_EXERCISE DIRECTIONS:_ All lines holding the string "legend" are to be shown.

⁂

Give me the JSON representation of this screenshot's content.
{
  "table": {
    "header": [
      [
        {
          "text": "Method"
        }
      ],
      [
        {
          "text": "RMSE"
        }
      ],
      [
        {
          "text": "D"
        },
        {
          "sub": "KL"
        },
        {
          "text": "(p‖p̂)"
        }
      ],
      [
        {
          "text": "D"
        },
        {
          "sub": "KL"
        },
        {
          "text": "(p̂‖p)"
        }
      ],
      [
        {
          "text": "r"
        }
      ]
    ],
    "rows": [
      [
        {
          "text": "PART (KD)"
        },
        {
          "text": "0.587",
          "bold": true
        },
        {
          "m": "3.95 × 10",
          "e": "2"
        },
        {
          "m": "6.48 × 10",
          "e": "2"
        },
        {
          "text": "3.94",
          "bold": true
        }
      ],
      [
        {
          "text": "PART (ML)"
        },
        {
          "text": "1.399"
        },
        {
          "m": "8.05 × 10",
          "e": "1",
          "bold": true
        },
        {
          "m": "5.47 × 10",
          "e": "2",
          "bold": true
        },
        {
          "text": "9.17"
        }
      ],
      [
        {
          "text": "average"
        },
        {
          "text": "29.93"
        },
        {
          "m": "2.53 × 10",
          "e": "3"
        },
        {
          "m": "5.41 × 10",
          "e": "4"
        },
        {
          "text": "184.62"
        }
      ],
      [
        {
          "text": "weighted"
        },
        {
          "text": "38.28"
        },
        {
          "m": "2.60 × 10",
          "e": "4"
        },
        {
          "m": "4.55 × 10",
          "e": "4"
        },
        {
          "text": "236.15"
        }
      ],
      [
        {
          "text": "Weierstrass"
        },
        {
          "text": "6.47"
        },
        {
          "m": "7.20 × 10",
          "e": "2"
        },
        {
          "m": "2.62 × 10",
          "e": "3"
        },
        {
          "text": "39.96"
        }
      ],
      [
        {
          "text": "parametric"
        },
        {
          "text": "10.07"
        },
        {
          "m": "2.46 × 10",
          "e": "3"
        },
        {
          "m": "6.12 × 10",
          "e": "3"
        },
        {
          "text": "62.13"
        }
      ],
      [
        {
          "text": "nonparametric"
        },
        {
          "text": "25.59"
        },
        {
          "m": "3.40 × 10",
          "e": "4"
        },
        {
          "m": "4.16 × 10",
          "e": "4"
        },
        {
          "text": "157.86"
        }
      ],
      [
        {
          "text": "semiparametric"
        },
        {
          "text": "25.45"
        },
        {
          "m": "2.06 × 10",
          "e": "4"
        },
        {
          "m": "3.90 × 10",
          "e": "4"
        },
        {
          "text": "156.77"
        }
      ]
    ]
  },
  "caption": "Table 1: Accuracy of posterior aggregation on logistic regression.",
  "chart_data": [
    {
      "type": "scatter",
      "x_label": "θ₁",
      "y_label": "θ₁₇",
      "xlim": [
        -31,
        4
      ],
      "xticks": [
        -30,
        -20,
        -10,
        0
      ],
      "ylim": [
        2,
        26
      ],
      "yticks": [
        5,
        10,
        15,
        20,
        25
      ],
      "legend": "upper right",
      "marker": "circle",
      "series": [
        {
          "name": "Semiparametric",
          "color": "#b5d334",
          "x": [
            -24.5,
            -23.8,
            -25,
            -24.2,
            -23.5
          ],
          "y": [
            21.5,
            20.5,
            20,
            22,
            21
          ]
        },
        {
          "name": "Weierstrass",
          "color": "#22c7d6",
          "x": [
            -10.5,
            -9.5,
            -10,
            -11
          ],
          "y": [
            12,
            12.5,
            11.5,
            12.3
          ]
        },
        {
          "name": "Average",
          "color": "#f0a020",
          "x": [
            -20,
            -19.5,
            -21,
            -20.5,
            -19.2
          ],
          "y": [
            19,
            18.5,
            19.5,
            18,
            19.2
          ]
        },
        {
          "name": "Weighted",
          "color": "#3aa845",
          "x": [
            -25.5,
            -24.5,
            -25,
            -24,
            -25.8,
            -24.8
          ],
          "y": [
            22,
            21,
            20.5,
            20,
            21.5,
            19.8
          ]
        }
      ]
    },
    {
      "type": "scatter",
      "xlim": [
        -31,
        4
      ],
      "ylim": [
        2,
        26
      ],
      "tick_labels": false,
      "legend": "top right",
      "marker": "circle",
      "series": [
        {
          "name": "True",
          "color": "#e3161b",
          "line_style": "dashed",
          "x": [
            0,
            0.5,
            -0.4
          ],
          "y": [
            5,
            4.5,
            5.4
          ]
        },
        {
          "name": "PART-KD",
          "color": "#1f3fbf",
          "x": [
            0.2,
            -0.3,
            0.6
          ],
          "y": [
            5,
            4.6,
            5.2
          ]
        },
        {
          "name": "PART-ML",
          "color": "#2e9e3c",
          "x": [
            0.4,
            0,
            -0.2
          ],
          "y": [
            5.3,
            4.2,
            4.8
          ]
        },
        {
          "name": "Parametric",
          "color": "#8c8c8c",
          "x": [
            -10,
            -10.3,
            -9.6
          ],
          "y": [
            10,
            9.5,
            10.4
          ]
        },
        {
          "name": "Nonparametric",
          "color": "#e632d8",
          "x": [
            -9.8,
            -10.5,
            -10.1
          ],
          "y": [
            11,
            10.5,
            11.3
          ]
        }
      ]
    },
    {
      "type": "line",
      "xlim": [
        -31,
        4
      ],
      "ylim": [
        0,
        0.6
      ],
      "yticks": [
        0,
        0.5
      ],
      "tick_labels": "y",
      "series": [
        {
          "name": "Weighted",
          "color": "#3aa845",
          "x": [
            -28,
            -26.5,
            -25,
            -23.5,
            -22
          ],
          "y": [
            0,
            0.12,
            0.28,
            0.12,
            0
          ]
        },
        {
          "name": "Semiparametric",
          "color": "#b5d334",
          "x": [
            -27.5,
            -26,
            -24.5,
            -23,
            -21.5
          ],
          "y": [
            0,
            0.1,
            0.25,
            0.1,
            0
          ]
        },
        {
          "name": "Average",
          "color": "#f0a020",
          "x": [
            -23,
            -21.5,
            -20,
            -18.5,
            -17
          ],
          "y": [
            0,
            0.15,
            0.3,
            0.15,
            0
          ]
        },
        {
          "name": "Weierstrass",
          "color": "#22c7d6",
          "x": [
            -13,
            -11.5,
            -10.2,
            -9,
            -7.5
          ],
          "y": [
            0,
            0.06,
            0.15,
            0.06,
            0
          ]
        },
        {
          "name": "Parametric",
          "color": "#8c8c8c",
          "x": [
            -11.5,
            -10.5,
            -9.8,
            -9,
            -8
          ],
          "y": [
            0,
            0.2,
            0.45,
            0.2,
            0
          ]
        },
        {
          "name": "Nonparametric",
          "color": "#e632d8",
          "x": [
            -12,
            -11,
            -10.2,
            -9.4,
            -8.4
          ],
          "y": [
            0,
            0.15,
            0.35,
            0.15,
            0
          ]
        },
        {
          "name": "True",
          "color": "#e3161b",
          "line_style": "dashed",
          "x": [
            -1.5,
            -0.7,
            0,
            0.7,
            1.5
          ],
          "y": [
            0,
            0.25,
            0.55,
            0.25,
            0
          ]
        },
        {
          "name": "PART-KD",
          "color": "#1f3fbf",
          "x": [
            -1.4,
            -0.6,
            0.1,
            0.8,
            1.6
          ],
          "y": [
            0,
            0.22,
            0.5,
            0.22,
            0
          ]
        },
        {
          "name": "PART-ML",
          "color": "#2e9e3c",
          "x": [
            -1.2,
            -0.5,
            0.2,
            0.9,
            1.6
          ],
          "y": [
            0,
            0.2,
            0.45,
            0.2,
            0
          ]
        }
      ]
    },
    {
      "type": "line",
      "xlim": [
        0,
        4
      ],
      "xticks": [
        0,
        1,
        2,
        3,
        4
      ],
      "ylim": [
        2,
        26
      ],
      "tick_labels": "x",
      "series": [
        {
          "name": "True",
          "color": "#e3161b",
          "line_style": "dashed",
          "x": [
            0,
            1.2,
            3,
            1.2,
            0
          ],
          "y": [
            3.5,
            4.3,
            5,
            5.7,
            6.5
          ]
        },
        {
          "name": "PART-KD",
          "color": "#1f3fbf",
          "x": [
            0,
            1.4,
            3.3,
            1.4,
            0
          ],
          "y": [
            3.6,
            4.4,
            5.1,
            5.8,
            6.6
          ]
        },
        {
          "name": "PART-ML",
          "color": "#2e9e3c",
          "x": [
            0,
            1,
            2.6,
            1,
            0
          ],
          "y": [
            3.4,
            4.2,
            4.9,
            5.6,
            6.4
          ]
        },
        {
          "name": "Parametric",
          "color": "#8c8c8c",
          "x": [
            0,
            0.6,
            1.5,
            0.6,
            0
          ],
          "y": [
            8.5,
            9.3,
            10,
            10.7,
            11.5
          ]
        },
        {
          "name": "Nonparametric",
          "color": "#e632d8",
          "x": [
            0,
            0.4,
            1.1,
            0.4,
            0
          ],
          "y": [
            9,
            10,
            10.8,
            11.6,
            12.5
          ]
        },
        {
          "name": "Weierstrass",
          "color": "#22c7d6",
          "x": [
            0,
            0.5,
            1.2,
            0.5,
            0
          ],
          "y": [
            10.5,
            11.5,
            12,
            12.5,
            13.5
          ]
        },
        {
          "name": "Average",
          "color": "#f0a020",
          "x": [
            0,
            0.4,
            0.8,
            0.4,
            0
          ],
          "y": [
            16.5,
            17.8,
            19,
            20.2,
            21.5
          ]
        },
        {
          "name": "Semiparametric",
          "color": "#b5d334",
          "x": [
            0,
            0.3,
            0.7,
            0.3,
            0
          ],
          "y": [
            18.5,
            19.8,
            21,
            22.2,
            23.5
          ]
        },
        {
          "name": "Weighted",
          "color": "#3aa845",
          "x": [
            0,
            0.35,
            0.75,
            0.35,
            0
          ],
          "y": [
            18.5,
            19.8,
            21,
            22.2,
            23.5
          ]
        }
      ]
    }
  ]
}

⁂

_RESULT FOR THIS EXERCISE:_
      "legend": "upper right",
      "legend": "top right",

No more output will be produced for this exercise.